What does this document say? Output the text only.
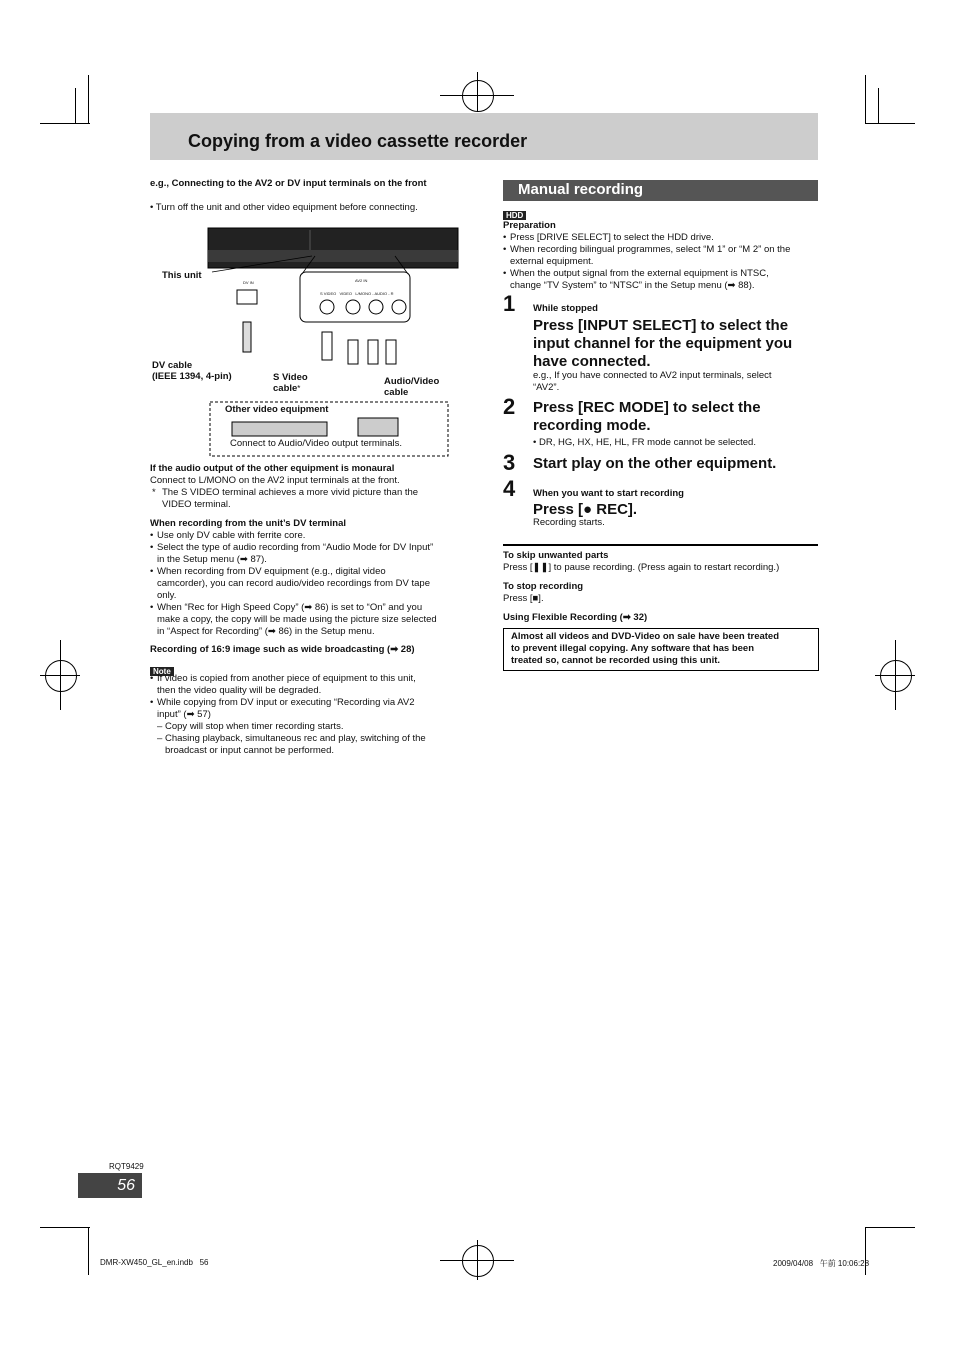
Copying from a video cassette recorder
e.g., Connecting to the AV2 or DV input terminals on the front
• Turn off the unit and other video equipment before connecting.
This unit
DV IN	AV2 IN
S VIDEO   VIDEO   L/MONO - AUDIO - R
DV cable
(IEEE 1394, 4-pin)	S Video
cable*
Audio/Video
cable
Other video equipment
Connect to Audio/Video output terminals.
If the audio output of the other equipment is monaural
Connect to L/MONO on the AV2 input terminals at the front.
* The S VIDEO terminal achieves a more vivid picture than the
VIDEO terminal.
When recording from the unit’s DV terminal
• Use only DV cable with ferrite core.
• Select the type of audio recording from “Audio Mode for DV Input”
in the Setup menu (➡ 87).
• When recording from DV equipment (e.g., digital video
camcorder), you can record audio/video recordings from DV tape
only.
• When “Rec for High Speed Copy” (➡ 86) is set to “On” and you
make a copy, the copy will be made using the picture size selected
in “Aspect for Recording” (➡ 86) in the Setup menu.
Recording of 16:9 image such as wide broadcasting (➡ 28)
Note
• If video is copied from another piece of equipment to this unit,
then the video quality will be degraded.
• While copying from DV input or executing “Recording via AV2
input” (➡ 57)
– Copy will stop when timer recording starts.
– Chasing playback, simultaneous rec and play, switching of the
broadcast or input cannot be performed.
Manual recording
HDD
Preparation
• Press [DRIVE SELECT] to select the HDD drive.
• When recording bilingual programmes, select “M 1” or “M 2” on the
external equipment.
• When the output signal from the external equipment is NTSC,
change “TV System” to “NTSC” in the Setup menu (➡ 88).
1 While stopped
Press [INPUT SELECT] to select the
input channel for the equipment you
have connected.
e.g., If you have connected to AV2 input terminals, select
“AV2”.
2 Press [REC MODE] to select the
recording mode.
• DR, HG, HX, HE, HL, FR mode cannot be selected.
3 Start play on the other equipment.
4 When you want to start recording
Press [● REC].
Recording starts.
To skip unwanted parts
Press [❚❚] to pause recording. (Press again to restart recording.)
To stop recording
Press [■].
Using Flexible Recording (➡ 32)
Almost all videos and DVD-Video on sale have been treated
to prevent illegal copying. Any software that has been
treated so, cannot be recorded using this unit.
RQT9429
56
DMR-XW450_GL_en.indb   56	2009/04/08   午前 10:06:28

┄┄┄┄┄┄┄┄┄┄┄┄┄┄┄┄┄┄┄┄

### What is needed
Copy the records above exactly. The pictures are not part of the copy.

### Written response
What does this document say? Output the text only.
Copying from a video cassette recorder
e.g., Connecting to the AV2 or DV input terminals on the front
• Turn off the unit and other video equipment before connecting.
This unit
DV IN	AV2 IN
S VIDEO   VIDEO   L/MONO - AUDIO - R
DV cable
(IEEE 1394, 4-pin)	S Video
cable*
Audio/Video
cable
Other video equipment
Connect to Audio/Video output terminals.
If the audio output of the other equipment is monaural
Connect to L/MONO on the AV2 input terminals at the front.
* The S VIDEO terminal achieves a more vivid picture than the
VIDEO terminal.
When recording from the unit’s DV terminal
• Use only DV cable with ferrite core.
• Select the type of audio recording from “Audio Mode for DV Input”
in the Setup menu (➡ 87).
• When recording from DV equipment (e.g., digital video
camcorder), you can record audio/video recordings from DV tape
only.
• When “Rec for High Speed Copy” (➡ 86) is set to “On” and you
make a copy, the copy will be made using the picture size selected
in “Aspect for Recording” (➡ 86) in the Setup menu.
Recording of 16:9 image such as wide broadcasting (➡ 28)
Note
• If video is copied from another piece of equipment to this unit,
then the video quality will be degraded.
• While copying from DV input or executing “Recording via AV2
input” (➡ 57)
– Copy will stop when timer recording starts.
– Chasing playback, simultaneous rec and play, switching of the
broadcast or input cannot be performed.
Manual recording
HDD
Preparation
• Press [DRIVE SELECT] to select the HDD drive.
• When recording bilingual programmes, select “M 1” or “M 2” on the
external equipment.
• When the output signal from the external equipment is NTSC,
change “TV System” to “NTSC” in the Setup menu (➡ 88).
1 While stopped
Press [INPUT SELECT] to select the
input channel for the equipment you
have connected.
e.g., If you have connected to AV2 input terminals, select
“AV2”.
2 Press [REC MODE] to select the
recording mode.
• DR, HG, HX, HE, HL, FR mode cannot be selected.
3 Start play on the other equipment.
4 When you want to start recording
Press [● REC].
Recording starts.
To skip unwanted parts
Press [❚❚] to pause recording. (Press again to restart recording.)
To stop recording
Press [■].
Using Flexible Recording (➡ 32)
Almost all videos and DVD-Video on sale have been treated
to prevent illegal copying. Any software that has been
treated so, cannot be recorded using this unit.
RQT9429
56
DMR-XW450_GL_en.indb   56	2009/04/08   午前 10:06:28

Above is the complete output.